Stored data:
┄┄┄┄┄┄┄┄┄┄┄┄┄┄┄┄┄┄┄┄

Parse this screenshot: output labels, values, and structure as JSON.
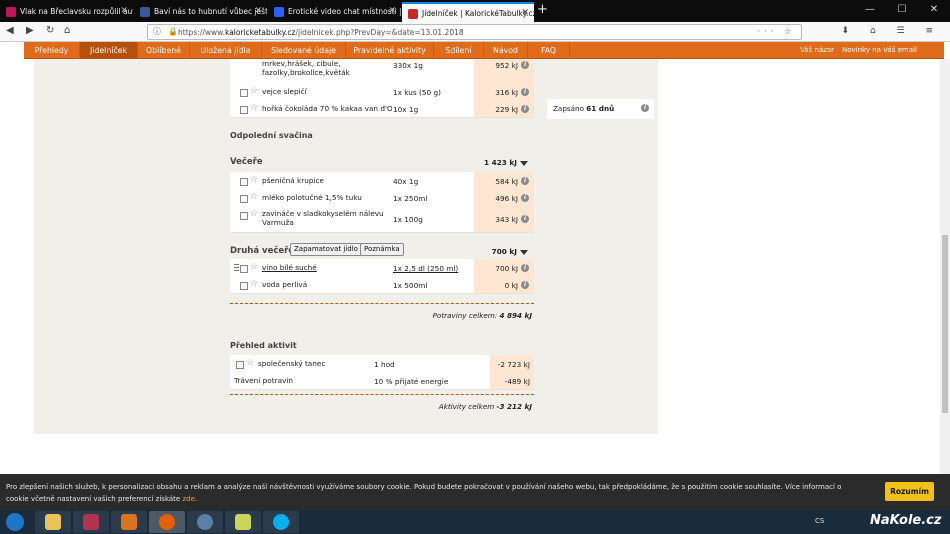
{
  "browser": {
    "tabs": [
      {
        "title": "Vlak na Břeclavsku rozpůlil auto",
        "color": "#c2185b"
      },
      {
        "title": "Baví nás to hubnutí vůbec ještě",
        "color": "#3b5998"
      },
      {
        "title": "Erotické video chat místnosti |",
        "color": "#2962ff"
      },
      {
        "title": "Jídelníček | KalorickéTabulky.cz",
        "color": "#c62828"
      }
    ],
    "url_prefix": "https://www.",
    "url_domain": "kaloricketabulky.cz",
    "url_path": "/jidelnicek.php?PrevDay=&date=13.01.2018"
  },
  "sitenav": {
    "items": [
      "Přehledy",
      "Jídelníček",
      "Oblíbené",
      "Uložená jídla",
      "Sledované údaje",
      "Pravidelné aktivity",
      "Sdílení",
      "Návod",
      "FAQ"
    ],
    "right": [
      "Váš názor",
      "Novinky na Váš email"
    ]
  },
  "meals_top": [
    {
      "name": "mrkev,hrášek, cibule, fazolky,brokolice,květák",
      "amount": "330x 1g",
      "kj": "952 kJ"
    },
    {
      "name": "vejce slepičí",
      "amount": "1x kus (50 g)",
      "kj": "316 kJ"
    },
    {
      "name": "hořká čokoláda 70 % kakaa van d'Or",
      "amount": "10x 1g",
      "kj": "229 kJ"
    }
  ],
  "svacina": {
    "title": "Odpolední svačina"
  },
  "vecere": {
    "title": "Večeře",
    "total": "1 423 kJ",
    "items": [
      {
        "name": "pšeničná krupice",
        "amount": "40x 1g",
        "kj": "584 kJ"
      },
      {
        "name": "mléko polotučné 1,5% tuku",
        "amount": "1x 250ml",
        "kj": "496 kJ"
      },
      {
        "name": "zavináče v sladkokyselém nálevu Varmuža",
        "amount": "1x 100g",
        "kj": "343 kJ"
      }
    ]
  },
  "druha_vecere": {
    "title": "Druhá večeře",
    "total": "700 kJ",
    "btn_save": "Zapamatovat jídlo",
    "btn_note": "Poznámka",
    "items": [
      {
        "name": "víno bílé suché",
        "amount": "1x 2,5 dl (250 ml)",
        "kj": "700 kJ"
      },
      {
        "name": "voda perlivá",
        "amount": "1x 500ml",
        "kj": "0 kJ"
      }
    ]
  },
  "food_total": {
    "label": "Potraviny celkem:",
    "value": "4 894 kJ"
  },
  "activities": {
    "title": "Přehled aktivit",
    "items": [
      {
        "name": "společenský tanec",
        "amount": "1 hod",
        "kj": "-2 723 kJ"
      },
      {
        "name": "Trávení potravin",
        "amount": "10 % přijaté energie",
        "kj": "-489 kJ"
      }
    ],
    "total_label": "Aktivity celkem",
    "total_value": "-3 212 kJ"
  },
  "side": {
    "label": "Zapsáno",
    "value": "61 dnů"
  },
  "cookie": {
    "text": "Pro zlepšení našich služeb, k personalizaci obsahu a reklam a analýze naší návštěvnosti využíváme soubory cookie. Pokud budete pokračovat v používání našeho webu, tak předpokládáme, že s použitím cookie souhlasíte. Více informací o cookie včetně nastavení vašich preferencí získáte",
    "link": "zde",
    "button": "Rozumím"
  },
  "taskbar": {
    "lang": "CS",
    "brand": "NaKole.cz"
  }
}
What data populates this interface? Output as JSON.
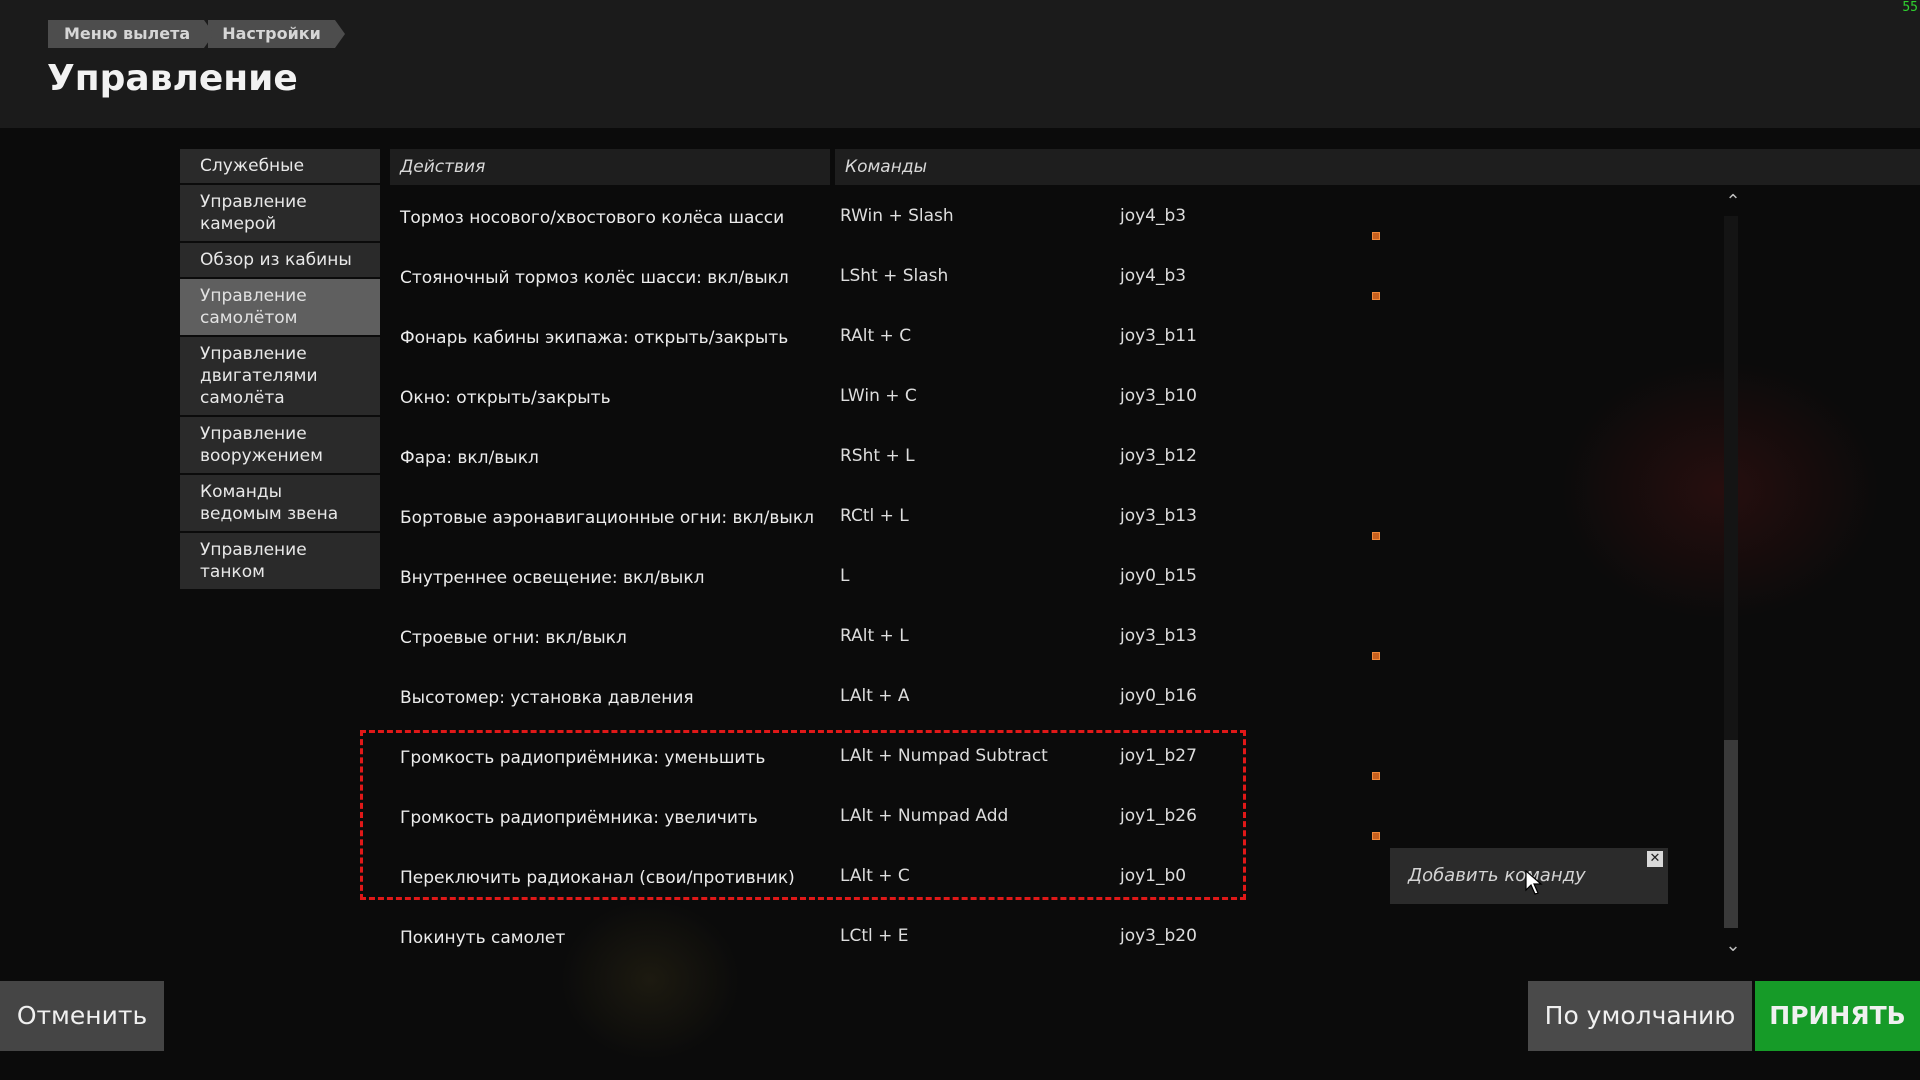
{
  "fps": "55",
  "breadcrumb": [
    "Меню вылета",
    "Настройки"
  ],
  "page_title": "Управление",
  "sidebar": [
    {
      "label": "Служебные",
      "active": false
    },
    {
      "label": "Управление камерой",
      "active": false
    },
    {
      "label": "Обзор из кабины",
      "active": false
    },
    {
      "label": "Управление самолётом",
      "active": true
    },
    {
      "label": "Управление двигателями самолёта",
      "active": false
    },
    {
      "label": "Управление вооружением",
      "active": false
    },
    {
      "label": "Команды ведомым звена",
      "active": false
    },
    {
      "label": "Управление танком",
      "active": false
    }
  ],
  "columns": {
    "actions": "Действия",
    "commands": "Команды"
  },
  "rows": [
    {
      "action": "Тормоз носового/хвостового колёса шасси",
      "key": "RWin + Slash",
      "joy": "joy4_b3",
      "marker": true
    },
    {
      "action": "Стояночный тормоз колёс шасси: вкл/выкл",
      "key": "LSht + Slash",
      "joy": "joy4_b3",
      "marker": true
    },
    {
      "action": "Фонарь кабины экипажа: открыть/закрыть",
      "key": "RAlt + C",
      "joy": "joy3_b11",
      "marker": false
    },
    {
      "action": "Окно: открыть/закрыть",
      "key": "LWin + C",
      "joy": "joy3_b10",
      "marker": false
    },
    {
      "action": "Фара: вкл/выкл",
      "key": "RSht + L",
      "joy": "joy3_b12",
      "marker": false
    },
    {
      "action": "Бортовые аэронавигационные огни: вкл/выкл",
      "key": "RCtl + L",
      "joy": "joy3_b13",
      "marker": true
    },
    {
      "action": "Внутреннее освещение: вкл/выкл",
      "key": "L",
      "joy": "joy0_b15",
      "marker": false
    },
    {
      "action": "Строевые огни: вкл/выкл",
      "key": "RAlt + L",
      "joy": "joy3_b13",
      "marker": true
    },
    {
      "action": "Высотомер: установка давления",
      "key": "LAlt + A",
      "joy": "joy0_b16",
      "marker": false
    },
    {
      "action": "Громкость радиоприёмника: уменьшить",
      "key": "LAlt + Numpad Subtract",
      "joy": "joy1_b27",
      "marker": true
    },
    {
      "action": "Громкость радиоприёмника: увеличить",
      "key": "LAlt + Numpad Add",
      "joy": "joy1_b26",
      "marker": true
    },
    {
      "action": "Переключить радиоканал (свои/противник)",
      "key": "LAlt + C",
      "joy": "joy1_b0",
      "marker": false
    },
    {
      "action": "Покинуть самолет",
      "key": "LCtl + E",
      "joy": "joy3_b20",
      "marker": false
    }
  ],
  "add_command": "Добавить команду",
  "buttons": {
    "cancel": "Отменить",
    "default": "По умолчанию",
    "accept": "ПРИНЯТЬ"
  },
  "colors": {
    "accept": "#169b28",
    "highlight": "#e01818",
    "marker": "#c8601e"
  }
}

┄┄┄┄┄┄┄┄┄┄┄┄┄┄┄┄┄┄┄┄

→ The problem:
Make an exact copy of the data above, pictures excluded.

→ Answer to the problem:
Parse this screenshot: output labels, values, and structure as JSON.
{
  "browser": {
    "tabs": [
      {
        "title": "Vlak na Břeclavsku rozpůlil auto",
        "color": "#c2185b"
      },
      {
        "title": "Baví nás to hubnutí vůbec ještě",
        "color": "#3b5998"
      },
      {
        "title": "Erotické video chat místnosti |",
        "color": "#2962ff"
      },
      {
        "title": "Jídelníček | KalorickéTabulky.cz",
        "color": "#c62828"
      }
    ],
    "url_prefix": "https://www.",
    "url_domain": "kaloricketabulky.cz",
    "url_path": "/jidelnicek.php?PrevDay=&date=13.01.2018"
  },
  "sitenav": {
    "items": [
      "Přehledy",
      "Jídelníček",
      "Oblíbené",
      "Uložená jídla",
      "Sledované údaje",
      "Pravidelné aktivity",
      "Sdílení",
      "Návod",
      "FAQ"
    ],
    "right": [
      "Váš názor",
      "Novinky na Váš email"
    ]
  },
  "meals_top": [
    {
      "name": "mrkev,hrášek, cibule, fazolky,brokolice,květák",
      "amount": "330x 1g",
      "kj": "952 kJ"
    },
    {
      "name": "vejce slepičí",
      "amount": "1x kus (50 g)",
      "kj": "316 kJ"
    },
    {
      "name": "hořká čokoláda 70 % kakaa van d'Or",
      "amount": "10x 1g",
      "kj": "229 kJ"
    }
  ],
  "svacina": {
    "title": "Odpolední svačina"
  },
  "vecere": {
    "title": "Večeře",
    "total": "1 423 kJ",
    "items": [
      {
        "name": "pšeničná krupice",
        "amount": "40x 1g",
        "kj": "584 kJ"
      },
      {
        "name": "mléko polotučné 1,5% tuku",
        "amount": "1x 250ml",
        "kj": "496 kJ"
      },
      {
        "name": "zavináče v sladkokyselém nálevu Varmuža",
        "amount": "1x 100g",
        "kj": "343 kJ"
      }
    ]
  },
  "druha_vecere": {
    "title": "Druhá večeře",
    "total": "700 kJ",
    "btn_save": "Zapamatovat jídlo",
    "btn_note": "Poznámka",
    "items": [
      {
        "name": "víno bílé suché",
        "amount": "1x 2,5 dl (250 ml)",
        "kj": "700 kJ"
      },
      {
        "name": "voda perlivá",
        "amount": "1x 500ml",
        "kj": "0 kJ"
      }
    ]
  },
  "food_total": {
    "label": "Potraviny celkem:",
    "value": "4 894 kJ"
  },
  "activities": {
    "title": "Přehled aktivit",
    "items": [
      {
        "name": "společenský tanec",
        "amount": "1 hod",
        "kj": "-2 723 kJ"
      },
      {
        "name": "Trávení potravin",
        "amount": "10 % přijaté energie",
        "kj": "-489 kJ"
      }
    ],
    "total_label": "Aktivity celkem",
    "total_value": "-3 212 kJ"
  },
  "side": {
    "label": "Zapsáno",
    "value": "61 dnů"
  },
  "cookie": {
    "text": "Pro zlepšení našich služeb, k personalizaci obsahu a reklam a analýze naší návštěvnosti využíváme soubory cookie. Pokud budete pokračovat v používání našeho webu, tak předpokládáme, že s použitím cookie souhlasíte. Více informací o cookie včetně nastavení vašich preferencí získáte",
    "link": "zde",
    "button": "Rozumím"
  },
  "taskbar": {
    "lang": "CS",
    "brand": "NaKole.cz"
  }
}
What data populates this interface? Output as JSON.
{
  "fps": "55",
  "breadcrumb": [
    "Меню вылета",
    "Настройки"
  ],
  "page_title": "Управление",
  "sidebar": [
    {
      "label": "Служебные",
      "active": false
    },
    {
      "label": "Управление камерой",
      "active": false
    },
    {
      "label": "Обзор из кабины",
      "active": false
    },
    {
      "label": "Управление самолётом",
      "active": true
    },
    {
      "label": "Управление двигателями самолёта",
      "active": false
    },
    {
      "label": "Управление вооружением",
      "active": false
    },
    {
      "label": "Команды ведомым звена",
      "active": false
    },
    {
      "label": "Управление танком",
      "active": false
    }
  ],
  "columns": {
    "actions": "Действия",
    "commands": "Команды"
  },
  "rows": [
    {
      "action": "Тормоз носового/хвостового колёса шасси",
      "key": "RWin + Slash",
      "joy": "joy4_b3",
      "marker": true
    },
    {
      "action": "Стояночный тормоз колёс шасси: вкл/выкл",
      "key": "LSht + Slash",
      "joy": "joy4_b3",
      "marker": true
    },
    {
      "action": "Фонарь кабины экипажа: открыть/закрыть",
      "key": "RAlt + C",
      "joy": "joy3_b11",
      "marker": false
    },
    {
      "action": "Окно: открыть/закрыть",
      "key": "LWin + C",
      "joy": "joy3_b10",
      "marker": false
    },
    {
      "action": "Фара: вкл/выкл",
      "key": "RSht + L",
      "joy": "joy3_b12",
      "marker": false
    },
    {
      "action": "Бортовые аэронавигационные огни: вкл/выкл",
      "key": "RCtl + L",
      "joy": "joy3_b13",
      "marker": true
    },
    {
      "action": "Внутреннее освещение: вкл/выкл",
      "key": "L",
      "joy": "joy0_b15",
      "marker": false
    },
    {
      "action": "Строевые огни: вкл/выкл",
      "key": "RAlt + L",
      "joy": "joy3_b13",
      "marker": true
    },
    {
      "action": "Высотомер: установка давления",
      "key": "LAlt + A",
      "joy": "joy0_b16",
      "marker": false
    },
    {
      "action": "Громкость радиоприёмника: уменьшить",
      "key": "LAlt + Numpad Subtract",
      "joy": "joy1_b27",
      "marker": true
    },
    {
      "action": "Громкость радиоприёмника: увеличить",
      "key": "LAlt + Numpad Add",
      "joy": "joy1_b26",
      "marker": true
    },
    {
      "action": "Переключить радиоканал (свои/противник)",
      "key": "LAlt + C",
      "joy": "joy1_b0",
      "marker": false
    },
    {
      "action": "Покинуть самолет",
      "key": "LCtl + E",
      "joy": "joy3_b20",
      "marker": false
    }
  ],
  "add_command": "Добавить команду",
  "buttons": {
    "cancel": "Отменить",
    "default": "По умолчанию",
    "accept": "ПРИНЯТЬ"
  },
  "colors": {
    "accept": "#169b28",
    "highlight": "#e01818",
    "marker": "#c8601e"
  }
}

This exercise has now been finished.